JOB>
Using the data below, gather each line that includes the word "permissions".

■ ■ ■ ■ ■ ■ ■

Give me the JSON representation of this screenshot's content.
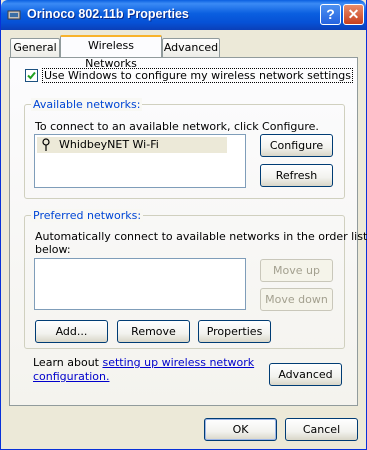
{
  "window": {
    "title": "Orinoco 802.11b Properties",
    "help_label": "?",
    "close_label": "✕"
  },
  "tabs": [
    {
      "label": "General",
      "active": false
    },
    {
      "label": "Wireless Networks",
      "active": true
    },
    {
      "label": "Advanced",
      "active": false
    }
  ],
  "use_windows_checkbox": {
    "label": "Use Windows to configure my wireless network settings",
    "checked": true
  },
  "available": {
    "title": "Available networks:",
    "description": "To connect to an available network, click Configure.",
    "networks": [
      "WhidbeyNET Wi-Fi"
    ],
    "configure_label": "Configure",
    "refresh_label": "Refresh"
  },
  "preferred": {
    "title": "Preferred networks:",
    "description_line1": "Automatically connect to available networks in the order listed",
    "description_line2": "below:",
    "move_up_label": "Move up",
    "move_down_label": "Move down",
    "add_label": "Add...",
    "remove_label": "Remove",
    "properties_label": "Properties"
  },
  "learn": {
    "prefix": "Learn about ",
    "link_line1": "setting up wireless network",
    "link_line2": "configuration.",
    "advanced_label": "Advanced"
  },
  "footer": {
    "ok_label": "OK",
    "cancel_label": "Cancel"
  }
}
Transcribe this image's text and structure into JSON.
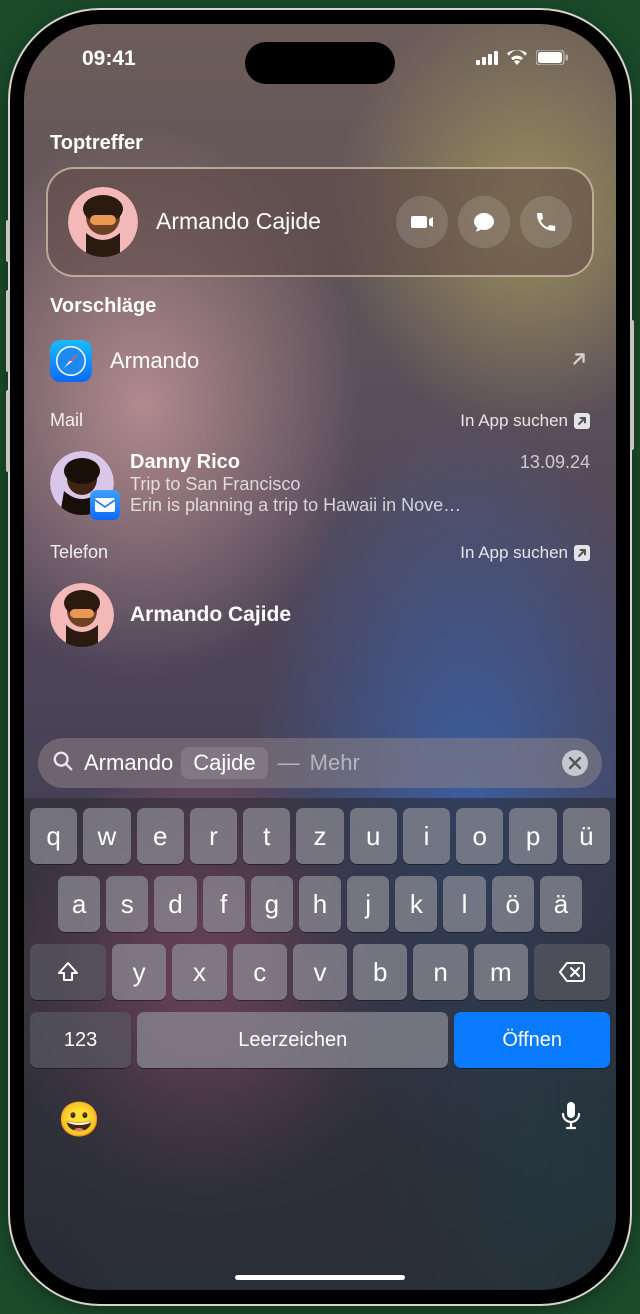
{
  "status": {
    "time": "09:41"
  },
  "sections": {
    "tophit": "Toptreffer",
    "suggestions": "Vorschläge",
    "mail": "Mail",
    "phone": "Telefon",
    "in_app": "In App suchen"
  },
  "tophit": {
    "name": "Armando Cajide"
  },
  "suggestion": {
    "label": "Armando"
  },
  "mail": {
    "sender": "Danny Rico",
    "date": "13.09.24",
    "subject": "Trip to San Francisco",
    "preview": "Erin is planning a trip to Hawaii in Nove…"
  },
  "phone_result": {
    "name": "Armando Cajide"
  },
  "search": {
    "typed": "Armando",
    "completion": "Cajide",
    "separator": "—",
    "more": "Mehr"
  },
  "keyboard": {
    "row1": [
      "q",
      "w",
      "e",
      "r",
      "t",
      "z",
      "u",
      "i",
      "o",
      "p",
      "ü"
    ],
    "row2": [
      "a",
      "s",
      "d",
      "f",
      "g",
      "h",
      "j",
      "k",
      "l",
      "ö",
      "ä"
    ],
    "row3": [
      "y",
      "x",
      "c",
      "v",
      "b",
      "n",
      "m"
    ],
    "num": "123",
    "space": "Leerzeichen",
    "action": "Öffnen"
  }
}
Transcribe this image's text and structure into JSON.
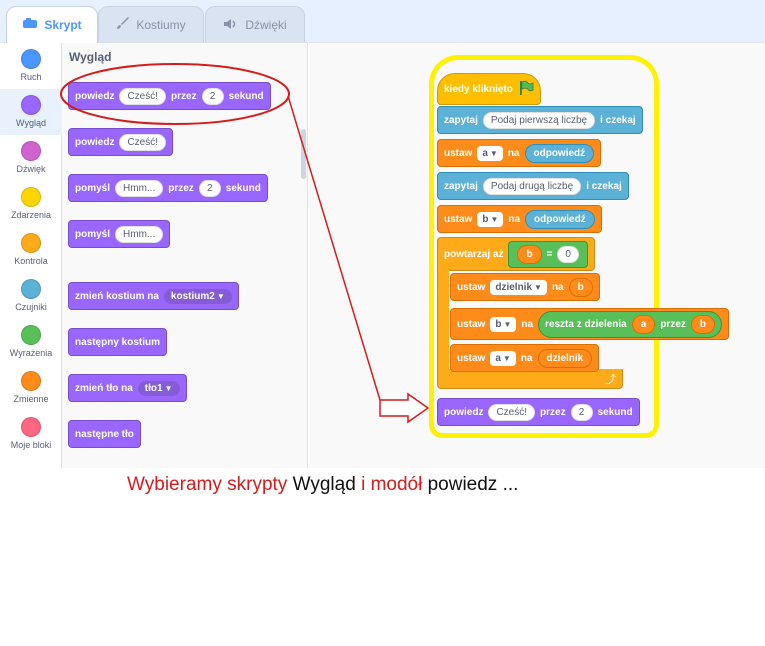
{
  "tabs": [
    {
      "label": "Skrypt",
      "icon": "code-icon"
    },
    {
      "label": "Kostiumy",
      "icon": "brush-icon"
    },
    {
      "label": "Dźwięki",
      "icon": "speaker-icon"
    }
  ],
  "categories": [
    {
      "label": "Ruch",
      "color": "#4c97ff"
    },
    {
      "label": "Wygląd",
      "color": "#9966ff"
    },
    {
      "label": "Dźwięk",
      "color": "#cf63cf"
    },
    {
      "label": "Zdarzenia",
      "color": "#ffd500"
    },
    {
      "label": "Kontrola",
      "color": "#ffab19"
    },
    {
      "label": "Czujniki",
      "color": "#5cb1d6"
    },
    {
      "label": "Wyrażenia",
      "color": "#59c059"
    },
    {
      "label": "Zmienne",
      "color": "#ff8c1a"
    },
    {
      "label": "Moje bloki",
      "color": "#ff6680"
    }
  ],
  "selected_category": "Wygląd",
  "palette": {
    "title": "Wygląd",
    "say_for": {
      "label": "powiedz",
      "text": "Cześć!",
      "mid": "przez",
      "secs": "2",
      "unit": "sekund"
    },
    "say": {
      "label": "powiedz",
      "text": "Cześć!"
    },
    "think_for": {
      "label": "pomyśl",
      "text": "Hmm...",
      "mid": "przez",
      "secs": "2",
      "unit": "sekund"
    },
    "think": {
      "label": "pomyśl",
      "text": "Hmm..."
    },
    "switch_costume": {
      "label": "zmień kostium na",
      "value": "kostium2"
    },
    "next_costume": {
      "label": "następny kostium"
    },
    "switch_backdrop": {
      "label": "zmień tło na",
      "value": "tło1"
    },
    "next_backdrop": {
      "label": "następne tło"
    }
  },
  "script": {
    "hat": {
      "label": "kiedy kliknięto"
    },
    "ask1": {
      "label": "zapytaj",
      "text": "Podaj pierwszą liczbę",
      "suffix": "i czekaj"
    },
    "set_a": {
      "label": "ustaw",
      "var": "a",
      "to": "na",
      "value": "odpowiedź"
    },
    "ask2": {
      "label": "zapytaj",
      "text": "Podaj drugą liczbę",
      "suffix": "i czekaj"
    },
    "set_b": {
      "label": "ustaw",
      "var": "b",
      "to": "na",
      "value": "odpowiedź"
    },
    "repeat": {
      "label": "powtarzaj aż",
      "left": "b",
      "op": "=",
      "right": "0"
    },
    "set_dz": {
      "label": "ustaw",
      "var": "dzielnik",
      "to": "na",
      "value": "b"
    },
    "set_b2": {
      "label": "ustaw",
      "var": "b",
      "to": "na",
      "op_label": "reszta z dzielenia",
      "a": "a",
      "mid": "przez",
      "b": "b"
    },
    "set_a2": {
      "label": "ustaw",
      "var": "a",
      "to": "na",
      "value": "dzielnik"
    },
    "say_for": {
      "label": "powiedz",
      "text": "Cześć!",
      "mid": "przez",
      "secs": "2",
      "unit": "sekund"
    }
  },
  "caption": {
    "part1": "Wybieramy skrypty",
    "part2": "Wygląd",
    "part3": "i modół",
    "part4": "powiedz ..."
  },
  "colors": {
    "annotation": "#d41c1c",
    "highlight": "#fff200"
  }
}
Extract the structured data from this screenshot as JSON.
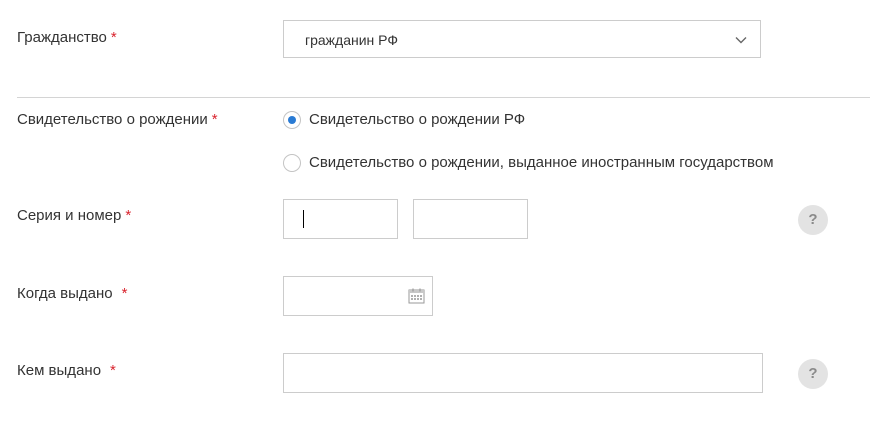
{
  "form": {
    "citizenship": {
      "label": "Гражданство",
      "required_mark": "*",
      "selected": "гражданин РФ",
      "icon": "chevron-down-icon"
    },
    "birth_certificate": {
      "label": "Свидетельство о рождении",
      "required_mark": "*",
      "options": [
        {
          "label": "Свидетельство о рождении РФ",
          "checked": true
        },
        {
          "label": "Свидетельство о рождении, выданное иностранным государством",
          "checked": false
        }
      ]
    },
    "series_number": {
      "label": "Серия и номер",
      "required_mark": "*",
      "series_value": "",
      "number_value": "",
      "help": "?"
    },
    "issue_date": {
      "label": "Когда выдано",
      "required_mark": "*",
      "value": "",
      "icon": "calendar-icon"
    },
    "issued_by": {
      "label": "Кем выдано",
      "required_mark": "*",
      "value": "",
      "help": "?"
    }
  },
  "colors": {
    "accent": "#2a7bd4",
    "required": "#d9232d",
    "border": "#cccccc",
    "divider": "#d4d4d4",
    "help_bg": "#e3e3e3"
  }
}
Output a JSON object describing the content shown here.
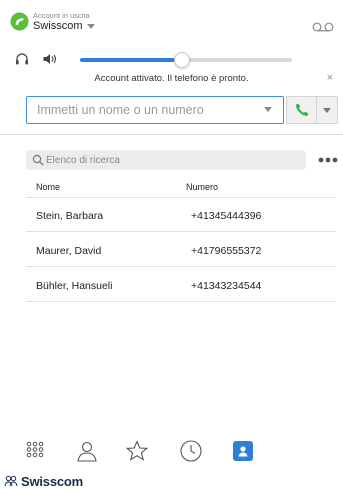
{
  "account": {
    "caption": "Account in uscita",
    "name": "Swisscom"
  },
  "audio": {
    "volume_fraction": 0.48
  },
  "status": {
    "message": "Account attivato. Il telefono è pronto.",
    "close_glyph": "×"
  },
  "dial": {
    "placeholder": "Immetti un nome o un numero",
    "value": ""
  },
  "contacts": {
    "search_placeholder": "Elenco di ricerca",
    "columns": {
      "name": "Nome",
      "number": "Numero"
    },
    "rows": [
      {
        "name": "Stein, Barbara",
        "number": "+41345444396"
      },
      {
        "name": "Maurer, David",
        "number": "+41796555372"
      },
      {
        "name": "Bühler, Hansueli",
        "number": "+41343234544"
      }
    ]
  },
  "nav": {
    "items": [
      "dialpad-icon",
      "contact-icon",
      "favorites-icon",
      "history-icon",
      "contacts-book-icon"
    ],
    "active": "contacts-book-icon"
  },
  "brand": {
    "name": "Swisscom"
  },
  "colors": {
    "accent": "#2e7fd6",
    "call_green": "#33b24a",
    "logo_green": "#5cbf3a"
  }
}
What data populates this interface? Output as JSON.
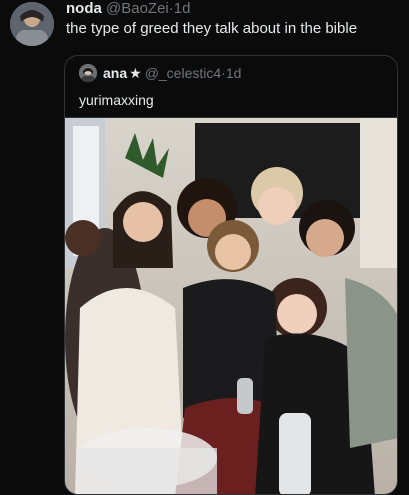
{
  "tweet": {
    "author_name": "noda",
    "author_handle": "@BaoZei",
    "separator": "·",
    "time": "1d",
    "text": "the type of greed they talk about in the bible",
    "avatar_icon": "user-avatar"
  },
  "quoted": {
    "author_name": "ana",
    "star": "★",
    "author_handle": "@_celestic4",
    "separator": "·",
    "time": "1d",
    "text": "yurimaxxing",
    "avatar_icon": "user-avatar",
    "photo_icon": "group-photo"
  },
  "colors": {
    "background": "#0b0b0b",
    "text_primary": "#e7e9ea",
    "text_secondary": "#71767b",
    "border": "#2f3336"
  }
}
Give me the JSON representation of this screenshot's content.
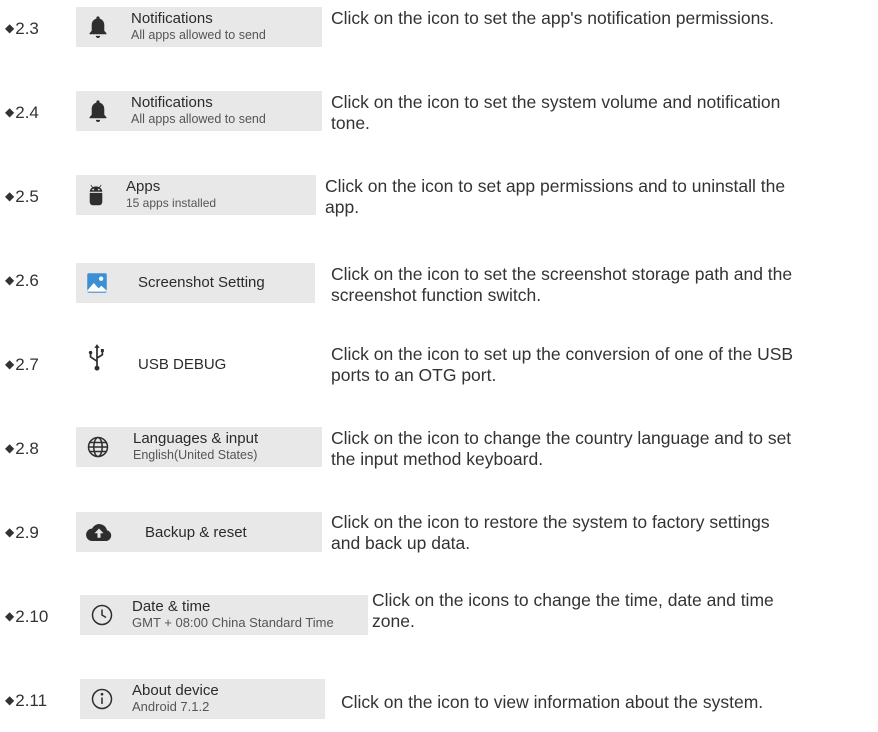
{
  "items": [
    {
      "number": "2.3",
      "icon": "bell-icon",
      "title": "Notifications",
      "subtitle": "All apps allowed to send",
      "description": "Click on the icon to set the app's notification permissions."
    },
    {
      "number": "2.4",
      "icon": "bell-icon",
      "title": "Notifications",
      "subtitle": "All apps allowed to send",
      "description": "Click on the icon to set the system volume and notification tone."
    },
    {
      "number": "2.5",
      "icon": "android-icon",
      "title": "Apps",
      "subtitle": "15 apps installed",
      "description": "Click on the icon to set app permissions and to uninstall the app."
    },
    {
      "number": "2.6",
      "icon": "image-icon",
      "title": "Screenshot Setting",
      "description": "Click on the icon to set the screenshot storage path and the screenshot function switch."
    },
    {
      "number": "2.7",
      "icon": "usb-icon",
      "title": "USB DEBUG",
      "description": "Click on the icon to set up the conversion of one of the USB ports to an OTG port."
    },
    {
      "number": "2.8",
      "icon": "globe-icon",
      "title": "Languages & input",
      "subtitle": "English(United States)",
      "description": "Click on the icon to change the country language and to set the input method keyboard."
    },
    {
      "number": "2.9",
      "icon": "cloud-upload-icon",
      "title": "Backup & reset",
      "description": "Click on the icon to restore the system to factory settings and back up data."
    },
    {
      "number": "2.10",
      "icon": "clock-icon",
      "title": "Date & time",
      "subtitle": "GMT + 08:00 China Standard Time",
      "description": "Click on the icons to change the time, date and time zone."
    },
    {
      "number": "2.11",
      "icon": "info-icon",
      "title": "About device",
      "subtitle": "Android 7.1.2",
      "description": "Click on the icon to view information about the system."
    }
  ]
}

■ ■ ■ ■ ■ ■ ■

RIGHT ANSWER>
      "description": "Click on the icon to set the app's notification permissions."
      "description": "Click on the icon to set app permissions and to uninstall the app."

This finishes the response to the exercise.